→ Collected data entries

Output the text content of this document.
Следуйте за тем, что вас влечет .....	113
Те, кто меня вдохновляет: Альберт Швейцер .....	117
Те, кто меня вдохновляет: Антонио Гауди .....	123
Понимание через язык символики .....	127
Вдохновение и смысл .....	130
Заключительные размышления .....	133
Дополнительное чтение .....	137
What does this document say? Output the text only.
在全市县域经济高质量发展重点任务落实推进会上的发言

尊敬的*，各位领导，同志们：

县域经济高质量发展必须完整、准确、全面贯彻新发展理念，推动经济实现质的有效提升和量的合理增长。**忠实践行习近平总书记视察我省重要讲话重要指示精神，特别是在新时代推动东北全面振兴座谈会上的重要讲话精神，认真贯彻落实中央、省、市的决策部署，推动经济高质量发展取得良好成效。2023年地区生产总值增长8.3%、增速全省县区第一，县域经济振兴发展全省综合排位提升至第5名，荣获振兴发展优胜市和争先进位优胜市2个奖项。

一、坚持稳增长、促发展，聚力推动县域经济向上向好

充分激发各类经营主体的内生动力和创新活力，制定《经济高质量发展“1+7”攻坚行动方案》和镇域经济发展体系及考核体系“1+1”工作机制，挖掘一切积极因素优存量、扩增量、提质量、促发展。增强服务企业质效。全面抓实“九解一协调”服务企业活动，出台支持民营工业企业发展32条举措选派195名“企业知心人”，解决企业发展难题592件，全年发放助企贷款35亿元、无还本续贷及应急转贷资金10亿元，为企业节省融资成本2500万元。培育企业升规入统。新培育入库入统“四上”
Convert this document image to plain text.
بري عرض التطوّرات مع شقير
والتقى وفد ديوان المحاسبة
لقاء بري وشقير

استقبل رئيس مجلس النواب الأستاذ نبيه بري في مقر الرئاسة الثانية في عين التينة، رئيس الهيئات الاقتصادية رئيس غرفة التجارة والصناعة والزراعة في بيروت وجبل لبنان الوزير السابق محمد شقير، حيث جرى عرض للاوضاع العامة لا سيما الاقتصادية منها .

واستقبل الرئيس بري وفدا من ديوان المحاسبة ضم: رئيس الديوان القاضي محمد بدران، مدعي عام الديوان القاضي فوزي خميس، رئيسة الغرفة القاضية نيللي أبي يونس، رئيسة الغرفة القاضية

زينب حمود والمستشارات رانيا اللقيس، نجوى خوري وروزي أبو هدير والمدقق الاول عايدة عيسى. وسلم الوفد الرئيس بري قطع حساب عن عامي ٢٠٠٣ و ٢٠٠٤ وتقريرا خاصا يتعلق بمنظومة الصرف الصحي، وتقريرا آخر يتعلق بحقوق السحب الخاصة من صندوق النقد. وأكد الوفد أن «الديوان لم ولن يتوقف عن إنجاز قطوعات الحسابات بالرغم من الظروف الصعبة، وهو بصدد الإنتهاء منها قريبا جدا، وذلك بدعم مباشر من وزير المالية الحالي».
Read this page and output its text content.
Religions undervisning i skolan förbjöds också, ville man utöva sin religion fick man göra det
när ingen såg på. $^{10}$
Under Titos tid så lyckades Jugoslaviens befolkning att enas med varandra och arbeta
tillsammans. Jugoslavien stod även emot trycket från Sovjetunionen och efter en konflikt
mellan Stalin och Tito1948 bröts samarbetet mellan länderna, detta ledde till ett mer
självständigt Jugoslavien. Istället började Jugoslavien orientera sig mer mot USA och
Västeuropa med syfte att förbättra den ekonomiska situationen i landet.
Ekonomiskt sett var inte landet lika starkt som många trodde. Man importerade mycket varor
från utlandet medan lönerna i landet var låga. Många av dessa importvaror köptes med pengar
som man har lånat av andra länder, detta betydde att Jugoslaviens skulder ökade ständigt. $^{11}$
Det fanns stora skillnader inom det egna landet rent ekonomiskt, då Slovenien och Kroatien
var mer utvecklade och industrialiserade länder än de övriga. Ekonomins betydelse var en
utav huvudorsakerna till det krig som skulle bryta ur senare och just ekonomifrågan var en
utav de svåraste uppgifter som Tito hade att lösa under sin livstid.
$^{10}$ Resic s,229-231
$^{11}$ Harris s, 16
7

→ Exercise
Reproduce each line verbatim.

→ Written response
Output the text content of this document.
Следуйте за тем, что вас влечет .....	113
Те, кто меня вдохновляет: Альберт Швейцер .....	117
Те, кто меня вдохновляет: Антонио Гауди .....	123
Понимание через язык символики .....	127
Вдохновение и смысл .....	130
Заключительные размышления .....	133
Дополнительное чтение .....	137
What does this document say? Output the text only.
在全市县域经济高质量发展重点任务落实推进会上的发言

尊敬的*，各位领导，同志们：

县域经济高质量发展必须完整、准确、全面贯彻新发展理念，推动经济实现质的有效提升和量的合理增长。**忠实践行习近平总书记视察我省重要讲话重要指示精神，特别是在新时代推动东北全面振兴座谈会上的重要讲话精神，认真贯彻落实中央、省、市的决策部署，推动经济高质量发展取得良好成效。2023年地区生产总值增长8.3%、增速全省县区第一，县域经济振兴发展全省综合排位提升至第5名，荣获振兴发展优胜市和争先进位优胜市2个奖项。

一、坚持稳增长、促发展，聚力推动县域经济向上向好

充分激发各类经营主体的内生动力和创新活力，制定《经济高质量发展“1+7”攻坚行动方案》和镇域经济发展体系及考核体系“1+1”工作机制，挖掘一切积极因素优存量、扩增量、提质量、促发展。增强服务企业质效。全面抓实“九解一协调”服务企业活动，出台支持民营工业企业发展32条举措选派195名“企业知心人”，解决企业发展难题592件，全年发放助企贷款35亿元、无还本续贷及应急转贷资金10亿元，为企业节省融资成本2500万元。培育企业升规入统。新培育入库入统“四上”
Convert this document image to plain text.
بري عرض التطوّرات مع شقير
والتقى وفد ديوان المحاسبة
لقاء بري وشقير

استقبل رئيس مجلس النواب الأستاذ نبيه بري في مقر الرئاسة الثانية في عين التينة، رئيس الهيئات الاقتصادية رئيس غرفة التجارة والصناعة والزراعة في بيروت وجبل لبنان الوزير السابق محمد شقير، حيث جرى عرض للاوضاع العامة لا سيما الاقتصادية منها .

واستقبل الرئيس بري وفدا من ديوان المحاسبة ضم: رئيس الديوان القاضي محمد بدران، مدعي عام الديوان القاضي فوزي خميس، رئيسة الغرفة القاضية نيللي أبي يونس، رئيسة الغرفة القاضية

زينب حمود والمستشارات رانيا اللقيس، نجوى خوري وروزي أبو هدير والمدقق الاول عايدة عيسى. وسلم الوفد الرئيس بري قطع حساب عن عامي ٢٠٠٣ و ٢٠٠٤ وتقريرا خاصا يتعلق بمنظومة الصرف الصحي، وتقريرا آخر يتعلق بحقوق السحب الخاصة من صندوق النقد. وأكد الوفد أن «الديوان لم ولن يتوقف عن إنجاز قطوعات الحسابات بالرغم من الظروف الصعبة، وهو بصدد الإنتهاء منها قريبا جدا، وذلك بدعم مباشر من وزير المالية الحالي».
Read this page and output its text content.
Religions undervisning i skolan förbjöds också, ville man utöva sin religion fick man göra det
när ingen såg på. $^{10}$
Under Titos tid så lyckades Jugoslaviens befolkning att enas med varandra och arbeta
tillsammans. Jugoslavien stod även emot trycket från Sovjetunionen och efter en konflikt
mellan Stalin och Tito1948 bröts samarbetet mellan länderna, detta ledde till ett mer
självständigt Jugoslavien. Istället började Jugoslavien orientera sig mer mot USA och
Västeuropa med syfte att förbättra den ekonomiska situationen i landet.
Ekonomiskt sett var inte landet lika starkt som många trodde. Man importerade mycket varor
från utlandet medan lönerna i landet var låga. Många av dessa importvaror köptes med pengar
som man har lånat av andra länder, detta betydde att Jugoslaviens skulder ökade ständigt. $^{11}$
Det fanns stora skillnader inom det egna landet rent ekonomiskt, då Slovenien och Kroatien
var mer utvecklade och industrialiserade länder än de övriga. Ekonomins betydelse var en
utav huvudorsakerna till det krig som skulle bryta ur senare och just ekonomifrågan var en
utav de svåraste uppgifter som Tito hade att lösa under sin livstid.
$^{10}$ Resic s,229-231
$^{11}$ Harris s, 16
7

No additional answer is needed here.